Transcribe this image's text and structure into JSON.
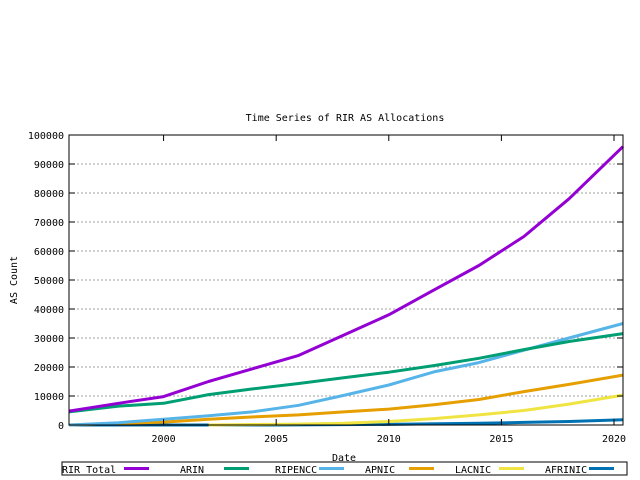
{
  "chart_data": {
    "type": "line",
    "title": "Time Series of RIR AS Allocations",
    "xlabel": "Date",
    "ylabel": "AS Count",
    "xlim": [
      1995.8,
      2020.4
    ],
    "ylim": [
      0,
      100000
    ],
    "xticks": [
      2000,
      2005,
      2010,
      2015,
      2020
    ],
    "xtick_labels": [
      "2000",
      "2005",
      "2010",
      "2015",
      "2020"
    ],
    "yticks": [
      0,
      10000,
      20000,
      30000,
      40000,
      50000,
      60000,
      70000,
      80000,
      90000,
      100000
    ],
    "ytick_labels": [
      "0",
      "10000",
      "20000",
      "30000",
      "40000",
      "50000",
      "60000",
      "70000",
      "80000",
      "90000",
      "100000"
    ],
    "grid": "horizontal dashed",
    "legend_placement": "bottom",
    "series": [
      {
        "name": "RIR Total",
        "color": "#9400d3",
        "x": [
          1995.8,
          1998,
          2000,
          2002,
          2004,
          2006,
          2008,
          2010,
          2012,
          2014,
          2016,
          2018,
          2020.4
        ],
        "y": [
          4800,
          7500,
          9800,
          15000,
          19500,
          24000,
          31000,
          38000,
          46500,
          55000,
          65000,
          78000,
          96000
        ]
      },
      {
        "name": "ARIN",
        "color": "#009e73",
        "x": [
          1995.8,
          1998,
          2000,
          2002,
          2004,
          2006,
          2008,
          2010,
          2012,
          2014,
          2016,
          2018,
          2020.4
        ],
        "y": [
          4500,
          6500,
          7500,
          10500,
          12500,
          14300,
          16300,
          18200,
          20500,
          23000,
          26000,
          28800,
          31500
        ]
      },
      {
        "name": "RIPENCC",
        "color": "#56b4e9",
        "x": [
          1995.8,
          1998,
          2000,
          2002,
          2004,
          2006,
          2008,
          2010,
          2012,
          2014,
          2016,
          2018,
          2020.4
        ],
        "y": [
          0,
          800,
          2000,
          3200,
          4600,
          6800,
          10200,
          13800,
          18300,
          21500,
          25800,
          30000,
          35000
        ]
      },
      {
        "name": "APNIC",
        "color": "#e69f00",
        "x": [
          1995.8,
          1998,
          2000,
          2002,
          2004,
          2006,
          2008,
          2010,
          2012,
          2014,
          2016,
          2018,
          2020.4
        ],
        "y": [
          0,
          600,
          1000,
          2000,
          2800,
          3500,
          4500,
          5500,
          7000,
          8800,
          11500,
          14000,
          17200
        ]
      },
      {
        "name": "LACNIC",
        "color": "#f0e442",
        "x": [
          2002,
          2006,
          2008,
          2010,
          2012,
          2014,
          2016,
          2018,
          2020.4
        ],
        "y": [
          0,
          300,
          600,
          1200,
          2200,
          3500,
          5000,
          7200,
          10300
        ]
      },
      {
        "name": "AFRINIC",
        "color": "#0072b2",
        "x": [
          1995.8,
          2005,
          2010,
          2014,
          2016,
          2018,
          2020.4
        ],
        "y": [
          0,
          0,
          200,
          600,
          900,
          1200,
          1800
        ]
      }
    ]
  }
}
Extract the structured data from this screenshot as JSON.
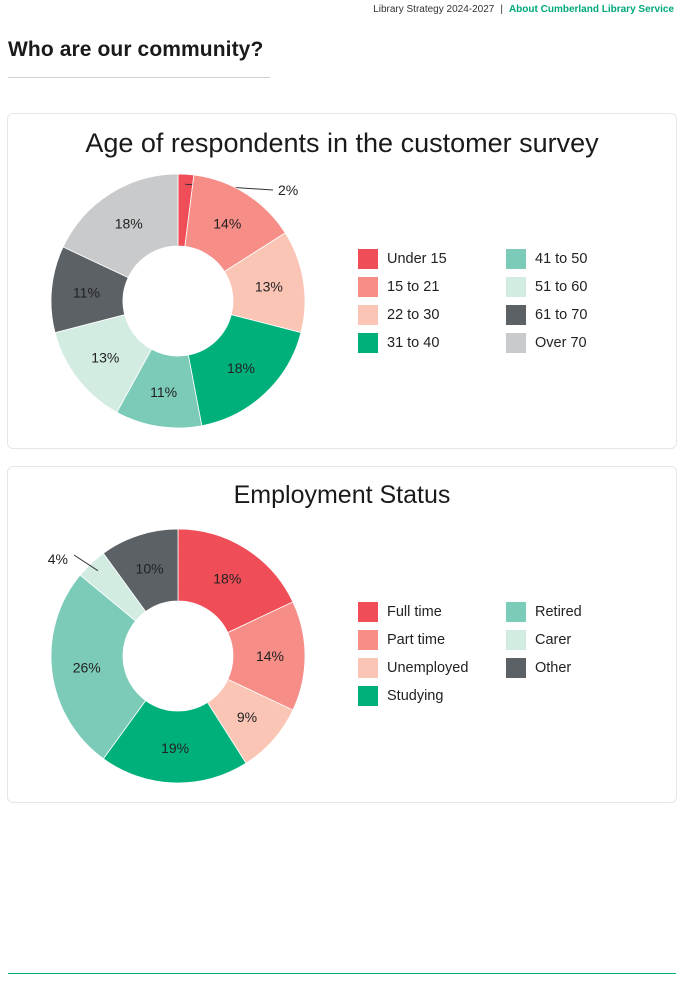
{
  "header": {
    "document": "Library Strategy 2024-2027",
    "separator": "|",
    "section": "About Cumberland Library Service"
  },
  "page_title": "Who are our community?",
  "chart_data": [
    {
      "type": "pie",
      "variant": "donut",
      "title": "Age of respondents in the customer survey",
      "unit": "%",
      "legend_position": "right",
      "categories": [
        "Under 15",
        "15 to 21",
        "22 to 30",
        "31 to 40",
        "41 to 50",
        "51 to 60",
        "61 to 70",
        "Over 70"
      ],
      "values": [
        2,
        14,
        13,
        18,
        11,
        13,
        11,
        18
      ],
      "labels": [
        "2%",
        "14%",
        "13%",
        "18%",
        "11%",
        "13%",
        "11%",
        "18%"
      ],
      "colors": [
        "#ef4d57",
        "#f68d86",
        "#fbc5b6",
        "#00b07b",
        "#7ccbb9",
        "#d3ece2",
        "#5c6166",
        "#c9cacb"
      ]
    },
    {
      "type": "pie",
      "variant": "donut",
      "title": "Employment Status",
      "unit": "%",
      "legend_position": "right",
      "categories": [
        "Full time",
        "Part time",
        "Unemployed",
        "Studying",
        "Retired",
        "Carer",
        "Other"
      ],
      "values": [
        18,
        14,
        9,
        19,
        26,
        4,
        10
      ],
      "labels": [
        "18%",
        "14%",
        "9%",
        "19%",
        "26%",
        "4%",
        "10%"
      ],
      "colors": [
        "#ef4d57",
        "#f68d86",
        "#fbc5b6",
        "#00b07b",
        "#7ccbb9",
        "#d3ece2",
        "#5c6166"
      ]
    }
  ]
}
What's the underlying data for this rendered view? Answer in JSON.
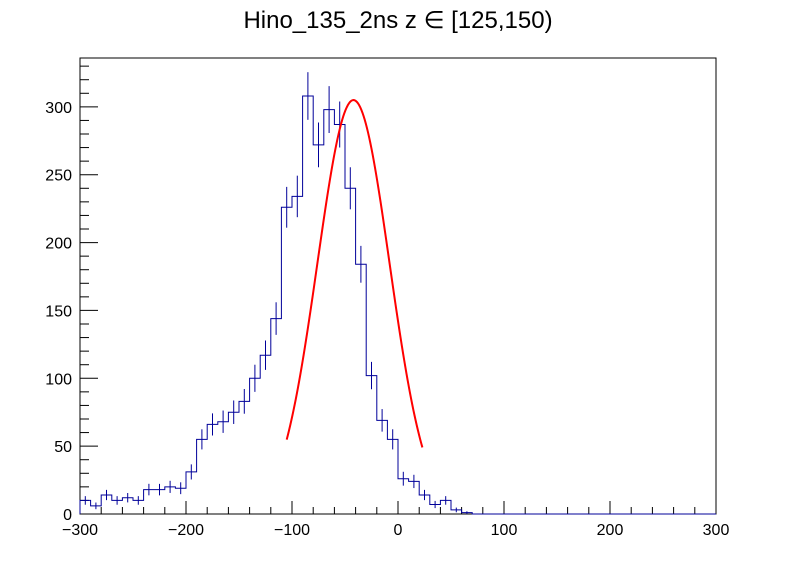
{
  "chart_data": {
    "type": "histogram",
    "title": "Hino_135_2ns z  ∈ [125,150)",
    "xlabel": "",
    "ylabel": "",
    "xlim": [
      -300,
      300
    ],
    "ylim": [
      0,
      336
    ],
    "bin_width": 10,
    "x_ticks": [
      "−300",
      "−200",
      "−100",
      "0",
      "100",
      "200",
      "300"
    ],
    "x_tick_values": [
      -300,
      -200,
      -100,
      0,
      100,
      200,
      300
    ],
    "y_ticks": [
      "0",
      "50",
      "100",
      "150",
      "200",
      "250",
      "300"
    ],
    "y_tick_values": [
      0,
      50,
      100,
      150,
      200,
      250,
      300
    ],
    "bin_low_edges": [
      -300,
      -290,
      -280,
      -270,
      -260,
      -250,
      -240,
      -230,
      -220,
      -210,
      -200,
      -190,
      -180,
      -170,
      -160,
      -150,
      -140,
      -130,
      -120,
      -110,
      -100,
      -90,
      -80,
      -70,
      -60,
      -50,
      -40,
      -30,
      -20,
      -10,
      0,
      10,
      20,
      30,
      40,
      50,
      60,
      70,
      80,
      90,
      100,
      110,
      120,
      130,
      140,
      150,
      160,
      170,
      180,
      190,
      200,
      210,
      220,
      230,
      240,
      250,
      260,
      270,
      280,
      290
    ],
    "counts": [
      10,
      6,
      14,
      10,
      12,
      10,
      18,
      18,
      20,
      19,
      31,
      55,
      66,
      68,
      75,
      83,
      100,
      117,
      144,
      226,
      234,
      308,
      272,
      298,
      287,
      240,
      184,
      102,
      69,
      55,
      26,
      24,
      14,
      7,
      10,
      3,
      1,
      0,
      0,
      0,
      0,
      0,
      0,
      0,
      0,
      0,
      0,
      0,
      0,
      0,
      0,
      0,
      0,
      0,
      0,
      0,
      0,
      0,
      0,
      0
    ],
    "fit": {
      "function": "gaussian",
      "constant": 305,
      "mean": -42,
      "sigma": 34,
      "range": [
        -105,
        23
      ]
    },
    "colors": {
      "histogram": "#000099",
      "fit": "#ff0000",
      "axis": "#000000"
    },
    "grid": false
  }
}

--------------------

** Exercise instructions **
Where a line in the material contains "type", copy that line.

** Correct result **
    "type": "line",
      "type": "pie",
      "type": "pie",
    "type": "histogram",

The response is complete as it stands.